>> begin The records
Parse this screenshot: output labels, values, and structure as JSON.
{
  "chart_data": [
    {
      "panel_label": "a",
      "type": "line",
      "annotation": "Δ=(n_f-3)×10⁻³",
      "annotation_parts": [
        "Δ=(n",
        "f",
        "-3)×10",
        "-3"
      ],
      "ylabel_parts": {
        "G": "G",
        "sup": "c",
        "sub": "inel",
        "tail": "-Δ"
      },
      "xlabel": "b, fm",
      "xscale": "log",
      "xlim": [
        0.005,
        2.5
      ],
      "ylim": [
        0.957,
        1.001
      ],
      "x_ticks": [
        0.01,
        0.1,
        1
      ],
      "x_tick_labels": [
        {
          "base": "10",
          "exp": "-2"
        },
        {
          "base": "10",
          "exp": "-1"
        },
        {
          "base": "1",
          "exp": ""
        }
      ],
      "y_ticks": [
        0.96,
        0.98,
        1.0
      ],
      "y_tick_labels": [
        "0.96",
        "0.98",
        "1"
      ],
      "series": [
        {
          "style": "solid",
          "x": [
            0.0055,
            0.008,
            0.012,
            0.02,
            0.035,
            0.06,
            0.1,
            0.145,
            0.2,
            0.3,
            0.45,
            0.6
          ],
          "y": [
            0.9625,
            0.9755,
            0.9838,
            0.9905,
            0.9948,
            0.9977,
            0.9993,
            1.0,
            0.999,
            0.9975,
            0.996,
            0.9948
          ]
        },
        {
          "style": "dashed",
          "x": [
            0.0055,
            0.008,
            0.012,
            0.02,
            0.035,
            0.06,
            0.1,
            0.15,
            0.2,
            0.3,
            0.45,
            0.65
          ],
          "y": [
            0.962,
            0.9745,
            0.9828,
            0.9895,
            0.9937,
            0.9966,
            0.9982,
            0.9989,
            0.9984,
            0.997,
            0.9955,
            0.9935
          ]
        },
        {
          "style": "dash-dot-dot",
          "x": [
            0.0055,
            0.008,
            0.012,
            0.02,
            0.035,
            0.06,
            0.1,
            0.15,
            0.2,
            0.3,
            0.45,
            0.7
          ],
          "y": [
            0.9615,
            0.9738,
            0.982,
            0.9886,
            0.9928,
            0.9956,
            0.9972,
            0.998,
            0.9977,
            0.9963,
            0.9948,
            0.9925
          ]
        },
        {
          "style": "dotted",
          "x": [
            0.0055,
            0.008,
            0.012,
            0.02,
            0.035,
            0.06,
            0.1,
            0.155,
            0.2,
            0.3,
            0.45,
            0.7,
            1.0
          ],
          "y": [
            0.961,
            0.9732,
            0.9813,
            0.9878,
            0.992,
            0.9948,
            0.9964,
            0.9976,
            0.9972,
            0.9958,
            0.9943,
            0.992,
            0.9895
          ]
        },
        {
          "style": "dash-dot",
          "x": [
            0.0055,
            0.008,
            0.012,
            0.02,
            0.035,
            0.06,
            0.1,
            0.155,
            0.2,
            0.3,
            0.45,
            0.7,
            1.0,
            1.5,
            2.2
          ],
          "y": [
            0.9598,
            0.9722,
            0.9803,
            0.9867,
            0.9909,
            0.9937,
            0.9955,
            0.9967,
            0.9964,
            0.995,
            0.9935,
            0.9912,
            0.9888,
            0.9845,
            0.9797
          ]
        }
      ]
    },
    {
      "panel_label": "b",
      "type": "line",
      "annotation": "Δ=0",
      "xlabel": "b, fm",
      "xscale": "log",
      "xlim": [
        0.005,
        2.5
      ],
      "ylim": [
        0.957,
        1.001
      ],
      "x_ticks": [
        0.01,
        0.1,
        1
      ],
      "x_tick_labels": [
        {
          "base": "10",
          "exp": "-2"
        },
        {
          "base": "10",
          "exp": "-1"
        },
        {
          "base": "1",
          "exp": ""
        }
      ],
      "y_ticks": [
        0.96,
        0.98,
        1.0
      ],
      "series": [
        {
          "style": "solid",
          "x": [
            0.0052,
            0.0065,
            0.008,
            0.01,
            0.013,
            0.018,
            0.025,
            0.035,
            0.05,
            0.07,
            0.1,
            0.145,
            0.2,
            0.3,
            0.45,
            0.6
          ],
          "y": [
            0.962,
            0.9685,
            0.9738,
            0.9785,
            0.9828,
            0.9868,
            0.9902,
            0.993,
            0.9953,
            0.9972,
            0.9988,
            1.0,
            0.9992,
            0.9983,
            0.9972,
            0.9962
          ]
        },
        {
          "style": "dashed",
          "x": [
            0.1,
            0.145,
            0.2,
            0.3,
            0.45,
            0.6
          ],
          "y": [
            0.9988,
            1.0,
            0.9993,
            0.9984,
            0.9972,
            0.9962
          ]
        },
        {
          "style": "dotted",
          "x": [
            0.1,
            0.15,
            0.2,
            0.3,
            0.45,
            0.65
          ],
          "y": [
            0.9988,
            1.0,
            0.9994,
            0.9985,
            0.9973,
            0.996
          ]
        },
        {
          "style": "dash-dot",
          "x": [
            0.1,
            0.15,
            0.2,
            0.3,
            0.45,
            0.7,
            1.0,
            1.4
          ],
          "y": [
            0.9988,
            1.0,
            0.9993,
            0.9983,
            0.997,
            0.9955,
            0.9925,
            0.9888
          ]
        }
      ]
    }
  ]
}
>> end The records
Aim: Write out every line of the records exactly.

Exercise response:
Parse this screenshot: output labels, values, and structure as JSON.
{
  "chart_data": [
    {
      "panel_label": "a",
      "type": "line",
      "annotation": "Δ=(n_f-3)×10⁻³",
      "annotation_parts": [
        "Δ=(n",
        "f",
        "-3)×10",
        "-3"
      ],
      "ylabel_parts": {
        "G": "G",
        "sup": "c",
        "sub": "inel",
        "tail": "-Δ"
      },
      "xlabel": "b, fm",
      "xscale": "log",
      "xlim": [
        0.005,
        2.5
      ],
      "ylim": [
        0.957,
        1.001
      ],
      "x_ticks": [
        0.01,
        0.1,
        1
      ],
      "x_tick_labels": [
        {
          "base": "10",
          "exp": "-2"
        },
        {
          "base": "10",
          "exp": "-1"
        },
        {
          "base": "1",
          "exp": ""
        }
      ],
      "y_ticks": [
        0.96,
        0.98,
        1.0
      ],
      "y_tick_labels": [
        "0.96",
        "0.98",
        "1"
      ],
      "series": [
        {
          "style": "solid",
          "x": [
            0.0055,
            0.008,
            0.012,
            0.02,
            0.035,
            0.06,
            0.1,
            0.145,
            0.2,
            0.3,
            0.45,
            0.6
          ],
          "y": [
            0.9625,
            0.9755,
            0.9838,
            0.9905,
            0.9948,
            0.9977,
            0.9993,
            1.0,
            0.999,
            0.9975,
            0.996,
            0.9948
          ]
        },
        {
          "style": "dashed",
          "x": [
            0.0055,
            0.008,
            0.012,
            0.02,
            0.035,
            0.06,
            0.1,
            0.15,
            0.2,
            0.3,
            0.45,
            0.65
          ],
          "y": [
            0.962,
            0.9745,
            0.9828,
            0.9895,
            0.9937,
            0.9966,
            0.9982,
            0.9989,
            0.9984,
            0.997,
            0.9955,
            0.9935
          ]
        },
        {
          "style": "dash-dot-dot",
          "x": [
            0.0055,
            0.008,
            0.012,
            0.02,
            0.035,
            0.06,
            0.1,
            0.15,
            0.2,
            0.3,
            0.45,
            0.7
          ],
          "y": [
            0.9615,
            0.9738,
            0.982,
            0.9886,
            0.9928,
            0.9956,
            0.9972,
            0.998,
            0.9977,
            0.9963,
            0.9948,
            0.9925
          ]
        },
        {
          "style": "dotted",
          "x": [
            0.0055,
            0.008,
            0.012,
            0.02,
            0.035,
            0.06,
            0.1,
            0.155,
            0.2,
            0.3,
            0.45,
            0.7,
            1.0
          ],
          "y": [
            0.961,
            0.9732,
            0.9813,
            0.9878,
            0.992,
            0.9948,
            0.9964,
            0.9976,
            0.9972,
            0.9958,
            0.9943,
            0.992,
            0.9895
          ]
        },
        {
          "style": "dash-dot",
          "x": [
            0.0055,
            0.008,
            0.012,
            0.02,
            0.035,
            0.06,
            0.1,
            0.155,
            0.2,
            0.3,
            0.45,
            0.7,
            1.0,
            1.5,
            2.2
          ],
          "y": [
            0.9598,
            0.9722,
            0.9803,
            0.9867,
            0.9909,
            0.9937,
            0.9955,
            0.9967,
            0.9964,
            0.995,
            0.9935,
            0.9912,
            0.9888,
            0.9845,
            0.9797
          ]
        }
      ]
    },
    {
      "panel_label": "b",
      "type": "line",
      "annotation": "Δ=0",
      "xlabel": "b, fm",
      "xscale": "log",
      "xlim": [
        0.005,
        2.5
      ],
      "ylim": [
        0.957,
        1.001
      ],
      "x_ticks": [
        0.01,
        0.1,
        1
      ],
      "x_tick_labels": [
        {
          "base": "10",
          "exp": "-2"
        },
        {
          "base": "10",
          "exp": "-1"
        },
        {
          "base": "1",
          "exp": ""
        }
      ],
      "y_ticks": [
        0.96,
        0.98,
        1.0
      ],
      "series": [
        {
          "style": "solid",
          "x": [
            0.0052,
            0.0065,
            0.008,
            0.01,
            0.013,
            0.018,
            0.025,
            0.035,
            0.05,
            0.07,
            0.1,
            0.145,
            0.2,
            0.3,
            0.45,
            0.6
          ],
          "y": [
            0.962,
            0.9685,
            0.9738,
            0.9785,
            0.9828,
            0.9868,
            0.9902,
            0.993,
            0.9953,
            0.9972,
            0.9988,
            1.0,
            0.9992,
            0.9983,
            0.9972,
            0.9962
          ]
        },
        {
          "style": "dashed",
          "x": [
            0.1,
            0.145,
            0.2,
            0.3,
            0.45,
            0.6
          ],
          "y": [
            0.9988,
            1.0,
            0.9993,
            0.9984,
            0.9972,
            0.9962
          ]
        },
        {
          "style": "dotted",
          "x": [
            0.1,
            0.15,
            0.2,
            0.3,
            0.45,
            0.65
          ],
          "y": [
            0.9988,
            1.0,
            0.9994,
            0.9985,
            0.9973,
            0.996
          ]
        },
        {
          "style": "dash-dot",
          "x": [
            0.1,
            0.15,
            0.2,
            0.3,
            0.45,
            0.7,
            1.0,
            1.4
          ],
          "y": [
            0.9988,
            1.0,
            0.9993,
            0.9983,
            0.997,
            0.9955,
            0.9925,
            0.9888
          ]
        }
      ]
    }
  ]
}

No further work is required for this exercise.